Description of the task:
Using the entries below, transcribe exactly the line containing "What text is on this page?" and each line that follows it to the end.

Task material:
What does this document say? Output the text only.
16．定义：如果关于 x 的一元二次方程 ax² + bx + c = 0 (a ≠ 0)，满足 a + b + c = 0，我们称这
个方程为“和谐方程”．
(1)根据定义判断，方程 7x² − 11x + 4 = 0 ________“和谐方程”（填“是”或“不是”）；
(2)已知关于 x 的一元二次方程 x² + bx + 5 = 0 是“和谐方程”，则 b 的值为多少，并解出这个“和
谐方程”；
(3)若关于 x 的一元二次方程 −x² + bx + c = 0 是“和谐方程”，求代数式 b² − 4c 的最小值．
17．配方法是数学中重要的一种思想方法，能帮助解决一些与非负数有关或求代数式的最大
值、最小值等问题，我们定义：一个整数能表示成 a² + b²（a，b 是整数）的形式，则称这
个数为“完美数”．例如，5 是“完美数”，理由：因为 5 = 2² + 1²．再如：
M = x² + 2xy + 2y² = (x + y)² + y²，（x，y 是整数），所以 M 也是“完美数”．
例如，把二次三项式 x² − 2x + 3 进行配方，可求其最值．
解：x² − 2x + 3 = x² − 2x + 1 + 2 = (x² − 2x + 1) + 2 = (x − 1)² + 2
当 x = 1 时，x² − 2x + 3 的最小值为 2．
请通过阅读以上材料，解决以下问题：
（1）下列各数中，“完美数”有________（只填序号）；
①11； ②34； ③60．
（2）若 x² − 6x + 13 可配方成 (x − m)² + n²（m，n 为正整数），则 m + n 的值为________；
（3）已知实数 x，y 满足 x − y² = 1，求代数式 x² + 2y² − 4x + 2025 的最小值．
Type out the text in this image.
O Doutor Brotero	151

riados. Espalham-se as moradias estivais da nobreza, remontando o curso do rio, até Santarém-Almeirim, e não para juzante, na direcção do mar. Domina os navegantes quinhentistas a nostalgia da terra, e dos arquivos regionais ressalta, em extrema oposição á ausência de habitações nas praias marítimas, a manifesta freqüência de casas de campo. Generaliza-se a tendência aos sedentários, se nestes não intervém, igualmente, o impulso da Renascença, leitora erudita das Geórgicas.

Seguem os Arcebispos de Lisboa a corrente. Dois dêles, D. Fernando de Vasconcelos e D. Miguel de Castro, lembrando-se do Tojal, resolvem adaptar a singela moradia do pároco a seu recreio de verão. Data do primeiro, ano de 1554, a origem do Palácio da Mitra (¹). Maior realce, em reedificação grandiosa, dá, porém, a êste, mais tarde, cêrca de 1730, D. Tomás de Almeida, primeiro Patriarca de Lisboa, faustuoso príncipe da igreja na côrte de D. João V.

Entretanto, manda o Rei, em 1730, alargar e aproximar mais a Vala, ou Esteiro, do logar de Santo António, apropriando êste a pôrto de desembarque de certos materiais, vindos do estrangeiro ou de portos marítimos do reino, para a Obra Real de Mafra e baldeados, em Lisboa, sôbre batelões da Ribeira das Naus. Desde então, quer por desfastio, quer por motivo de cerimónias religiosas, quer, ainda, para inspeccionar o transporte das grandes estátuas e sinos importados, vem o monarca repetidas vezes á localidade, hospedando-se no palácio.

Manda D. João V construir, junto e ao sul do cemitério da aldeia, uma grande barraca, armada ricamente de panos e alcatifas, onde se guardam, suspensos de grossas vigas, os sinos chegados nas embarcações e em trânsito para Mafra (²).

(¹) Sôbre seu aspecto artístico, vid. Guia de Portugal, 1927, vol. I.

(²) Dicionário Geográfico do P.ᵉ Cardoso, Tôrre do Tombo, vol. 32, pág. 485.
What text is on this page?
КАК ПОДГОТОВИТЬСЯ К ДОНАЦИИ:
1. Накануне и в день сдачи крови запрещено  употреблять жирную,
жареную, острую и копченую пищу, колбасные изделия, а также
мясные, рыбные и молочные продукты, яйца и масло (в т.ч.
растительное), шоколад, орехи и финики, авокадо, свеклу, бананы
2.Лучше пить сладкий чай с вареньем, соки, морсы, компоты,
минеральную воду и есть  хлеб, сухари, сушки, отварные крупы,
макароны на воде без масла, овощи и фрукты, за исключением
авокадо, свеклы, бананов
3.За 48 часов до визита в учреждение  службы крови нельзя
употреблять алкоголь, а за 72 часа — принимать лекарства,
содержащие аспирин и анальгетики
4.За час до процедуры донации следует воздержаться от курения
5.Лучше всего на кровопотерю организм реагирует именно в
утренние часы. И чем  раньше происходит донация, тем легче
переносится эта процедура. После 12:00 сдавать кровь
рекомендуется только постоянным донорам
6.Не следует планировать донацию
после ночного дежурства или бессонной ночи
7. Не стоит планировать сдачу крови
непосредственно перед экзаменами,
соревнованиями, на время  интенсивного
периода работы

Completed exercise:
What text is on this page?
КАК ПОДГОТОВИТЬСЯ К ДОНАЦИИ:
1. Накануне и в день сдачи крови запрещено  употреблять жирную,
жареную, острую и копченую пищу, колбасные изделия, а также
мясные, рыбные и молочные продукты, яйца и масло (в т.ч.
растительное), шоколад, орехи и финики, авокадо, свеклу, бананы
2.Лучше пить сладкий чай с вареньем, соки, морсы, компоты,
минеральную воду и есть  хлеб, сухари, сушки, отварные крупы,
макароны на воде без масла, овощи и фрукты, за исключением
авокадо, свеклы, бананов
3.За 48 часов до визита в учреждение  службы крови нельзя
употреблять алкоголь, а за 72 часа — принимать лекарства,
содержащие аспирин и анальгетики
4.За час до процедуры донации следует воздержаться от курения
5.Лучше всего на кровопотерю организм реагирует именно в
утренние часы. И чем  раньше происходит донация, тем легче
переносится эта процедура. После 12:00 сдавать кровь
рекомендуется только постоянным донорам
6.Не следует планировать донацию
после ночного дежурства или бессонной ночи
7. Не стоит планировать сдачу крови
непосредственно перед экзаменами,
соревнованиями, на время  интенсивного
периода работы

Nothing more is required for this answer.